Stated goal
Go through the entries below, tally each line with the string "grid", and give the final number by itself.
>> Start Supplied data
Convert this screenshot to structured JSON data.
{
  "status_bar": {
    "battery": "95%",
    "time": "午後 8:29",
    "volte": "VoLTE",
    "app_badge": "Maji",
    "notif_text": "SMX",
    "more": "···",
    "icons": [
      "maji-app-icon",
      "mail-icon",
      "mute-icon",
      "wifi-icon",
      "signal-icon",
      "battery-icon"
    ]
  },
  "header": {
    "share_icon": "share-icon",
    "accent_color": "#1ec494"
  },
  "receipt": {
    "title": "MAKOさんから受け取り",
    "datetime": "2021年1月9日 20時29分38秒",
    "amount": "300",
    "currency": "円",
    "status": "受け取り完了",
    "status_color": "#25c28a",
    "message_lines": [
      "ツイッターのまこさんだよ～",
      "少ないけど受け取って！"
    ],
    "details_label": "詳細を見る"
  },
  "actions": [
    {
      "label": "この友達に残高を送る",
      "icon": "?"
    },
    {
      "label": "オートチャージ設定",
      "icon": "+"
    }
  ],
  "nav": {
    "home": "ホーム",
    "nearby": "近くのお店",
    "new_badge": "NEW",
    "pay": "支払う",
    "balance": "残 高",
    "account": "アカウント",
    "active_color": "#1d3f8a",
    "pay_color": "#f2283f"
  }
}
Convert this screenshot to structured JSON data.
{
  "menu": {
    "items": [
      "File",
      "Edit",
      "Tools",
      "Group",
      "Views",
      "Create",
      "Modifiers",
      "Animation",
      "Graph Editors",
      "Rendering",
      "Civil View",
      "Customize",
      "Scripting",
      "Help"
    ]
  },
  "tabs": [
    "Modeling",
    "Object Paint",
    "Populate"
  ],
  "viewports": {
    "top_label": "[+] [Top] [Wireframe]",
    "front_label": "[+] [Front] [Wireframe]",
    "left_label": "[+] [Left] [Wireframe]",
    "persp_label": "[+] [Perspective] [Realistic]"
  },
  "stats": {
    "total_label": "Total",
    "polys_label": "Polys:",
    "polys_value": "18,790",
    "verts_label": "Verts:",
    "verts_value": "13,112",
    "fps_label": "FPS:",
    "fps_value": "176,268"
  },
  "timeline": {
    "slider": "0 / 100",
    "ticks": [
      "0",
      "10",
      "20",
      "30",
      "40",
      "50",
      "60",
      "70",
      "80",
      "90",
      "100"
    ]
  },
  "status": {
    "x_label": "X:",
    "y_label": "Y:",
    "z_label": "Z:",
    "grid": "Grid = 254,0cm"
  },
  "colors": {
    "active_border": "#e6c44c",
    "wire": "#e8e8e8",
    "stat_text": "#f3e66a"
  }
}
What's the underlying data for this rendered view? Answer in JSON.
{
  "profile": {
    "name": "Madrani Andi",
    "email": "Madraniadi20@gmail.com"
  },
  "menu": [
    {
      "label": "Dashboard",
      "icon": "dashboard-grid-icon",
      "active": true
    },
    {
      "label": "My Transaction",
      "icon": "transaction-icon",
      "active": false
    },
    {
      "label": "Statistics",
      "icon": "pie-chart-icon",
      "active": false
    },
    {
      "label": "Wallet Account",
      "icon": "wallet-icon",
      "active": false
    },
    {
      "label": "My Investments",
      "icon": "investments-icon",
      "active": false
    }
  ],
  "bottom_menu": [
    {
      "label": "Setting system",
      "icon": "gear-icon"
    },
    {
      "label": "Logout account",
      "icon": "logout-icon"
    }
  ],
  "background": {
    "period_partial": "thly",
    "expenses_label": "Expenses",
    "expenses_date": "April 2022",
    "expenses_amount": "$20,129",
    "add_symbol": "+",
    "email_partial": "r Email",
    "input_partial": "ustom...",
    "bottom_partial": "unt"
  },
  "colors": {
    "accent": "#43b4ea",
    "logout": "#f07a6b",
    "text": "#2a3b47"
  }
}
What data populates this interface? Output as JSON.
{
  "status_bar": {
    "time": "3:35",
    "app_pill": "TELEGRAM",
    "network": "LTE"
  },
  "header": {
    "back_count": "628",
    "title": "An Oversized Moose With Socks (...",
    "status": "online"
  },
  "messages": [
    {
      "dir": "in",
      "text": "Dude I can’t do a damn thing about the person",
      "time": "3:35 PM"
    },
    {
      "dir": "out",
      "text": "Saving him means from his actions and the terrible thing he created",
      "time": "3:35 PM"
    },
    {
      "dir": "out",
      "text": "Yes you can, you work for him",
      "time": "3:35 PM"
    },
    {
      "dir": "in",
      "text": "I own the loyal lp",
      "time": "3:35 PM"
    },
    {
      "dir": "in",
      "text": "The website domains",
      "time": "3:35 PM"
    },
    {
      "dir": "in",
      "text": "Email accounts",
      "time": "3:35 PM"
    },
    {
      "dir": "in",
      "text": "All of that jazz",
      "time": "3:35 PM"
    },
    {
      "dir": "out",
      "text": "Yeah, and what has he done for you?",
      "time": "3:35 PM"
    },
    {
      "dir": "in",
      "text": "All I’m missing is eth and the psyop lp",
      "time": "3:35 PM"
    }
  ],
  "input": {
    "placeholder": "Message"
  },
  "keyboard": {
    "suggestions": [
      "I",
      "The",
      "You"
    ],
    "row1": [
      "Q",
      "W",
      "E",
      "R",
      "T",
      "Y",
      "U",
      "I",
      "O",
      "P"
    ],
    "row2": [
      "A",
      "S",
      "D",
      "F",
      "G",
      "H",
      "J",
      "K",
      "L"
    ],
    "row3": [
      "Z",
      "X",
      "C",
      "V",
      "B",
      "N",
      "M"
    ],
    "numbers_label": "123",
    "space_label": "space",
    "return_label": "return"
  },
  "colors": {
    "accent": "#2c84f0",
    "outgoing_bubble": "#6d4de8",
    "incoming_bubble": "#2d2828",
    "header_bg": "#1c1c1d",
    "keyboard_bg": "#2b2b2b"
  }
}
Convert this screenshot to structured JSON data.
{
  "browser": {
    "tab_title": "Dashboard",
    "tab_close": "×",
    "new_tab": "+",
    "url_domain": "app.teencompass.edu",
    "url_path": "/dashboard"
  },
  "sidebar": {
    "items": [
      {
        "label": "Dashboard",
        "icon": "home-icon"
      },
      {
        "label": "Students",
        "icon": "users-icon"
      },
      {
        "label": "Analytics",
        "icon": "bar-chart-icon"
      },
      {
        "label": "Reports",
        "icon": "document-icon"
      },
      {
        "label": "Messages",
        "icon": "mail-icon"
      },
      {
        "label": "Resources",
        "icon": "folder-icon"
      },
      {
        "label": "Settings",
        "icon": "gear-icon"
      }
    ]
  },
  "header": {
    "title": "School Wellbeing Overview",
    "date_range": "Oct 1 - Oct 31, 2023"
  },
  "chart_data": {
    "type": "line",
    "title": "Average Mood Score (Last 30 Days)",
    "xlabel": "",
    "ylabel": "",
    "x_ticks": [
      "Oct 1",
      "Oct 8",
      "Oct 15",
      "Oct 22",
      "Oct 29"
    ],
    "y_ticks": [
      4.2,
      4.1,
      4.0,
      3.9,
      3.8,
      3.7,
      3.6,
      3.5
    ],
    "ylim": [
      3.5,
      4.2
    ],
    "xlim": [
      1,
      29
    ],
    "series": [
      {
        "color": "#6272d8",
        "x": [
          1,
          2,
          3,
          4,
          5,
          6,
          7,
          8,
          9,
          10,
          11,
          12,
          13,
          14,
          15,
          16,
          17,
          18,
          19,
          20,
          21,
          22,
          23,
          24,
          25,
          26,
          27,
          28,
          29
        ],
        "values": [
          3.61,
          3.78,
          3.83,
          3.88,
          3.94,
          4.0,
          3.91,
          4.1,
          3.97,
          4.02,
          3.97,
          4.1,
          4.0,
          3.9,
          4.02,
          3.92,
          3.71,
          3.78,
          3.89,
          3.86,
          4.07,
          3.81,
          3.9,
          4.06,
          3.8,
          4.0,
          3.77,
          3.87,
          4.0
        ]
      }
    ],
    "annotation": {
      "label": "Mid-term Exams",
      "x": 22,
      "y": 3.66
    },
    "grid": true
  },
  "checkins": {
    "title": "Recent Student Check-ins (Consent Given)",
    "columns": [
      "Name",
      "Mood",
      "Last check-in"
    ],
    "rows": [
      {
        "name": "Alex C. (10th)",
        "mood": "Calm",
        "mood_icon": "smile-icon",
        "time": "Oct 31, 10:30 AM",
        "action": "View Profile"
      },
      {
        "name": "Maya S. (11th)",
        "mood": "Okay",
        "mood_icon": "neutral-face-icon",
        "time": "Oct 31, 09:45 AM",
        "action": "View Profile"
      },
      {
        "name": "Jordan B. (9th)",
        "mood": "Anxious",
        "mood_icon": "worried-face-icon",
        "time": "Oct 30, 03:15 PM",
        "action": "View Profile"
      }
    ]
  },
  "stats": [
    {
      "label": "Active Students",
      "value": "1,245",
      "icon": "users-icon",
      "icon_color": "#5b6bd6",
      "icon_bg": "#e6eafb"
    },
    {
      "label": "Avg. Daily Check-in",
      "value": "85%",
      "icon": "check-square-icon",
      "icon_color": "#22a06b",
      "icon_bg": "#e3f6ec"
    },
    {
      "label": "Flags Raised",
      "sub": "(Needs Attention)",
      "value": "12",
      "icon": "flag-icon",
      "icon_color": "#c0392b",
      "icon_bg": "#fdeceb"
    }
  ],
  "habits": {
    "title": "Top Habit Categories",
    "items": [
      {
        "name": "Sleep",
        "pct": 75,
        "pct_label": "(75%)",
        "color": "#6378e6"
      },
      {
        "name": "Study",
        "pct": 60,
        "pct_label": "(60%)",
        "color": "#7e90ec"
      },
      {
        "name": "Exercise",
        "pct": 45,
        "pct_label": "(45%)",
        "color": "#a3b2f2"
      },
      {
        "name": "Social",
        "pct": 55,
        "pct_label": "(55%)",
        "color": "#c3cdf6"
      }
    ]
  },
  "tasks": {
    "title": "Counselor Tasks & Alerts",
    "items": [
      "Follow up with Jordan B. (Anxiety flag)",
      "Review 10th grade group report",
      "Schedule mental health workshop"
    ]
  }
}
>> End Supplied data
Solution below
3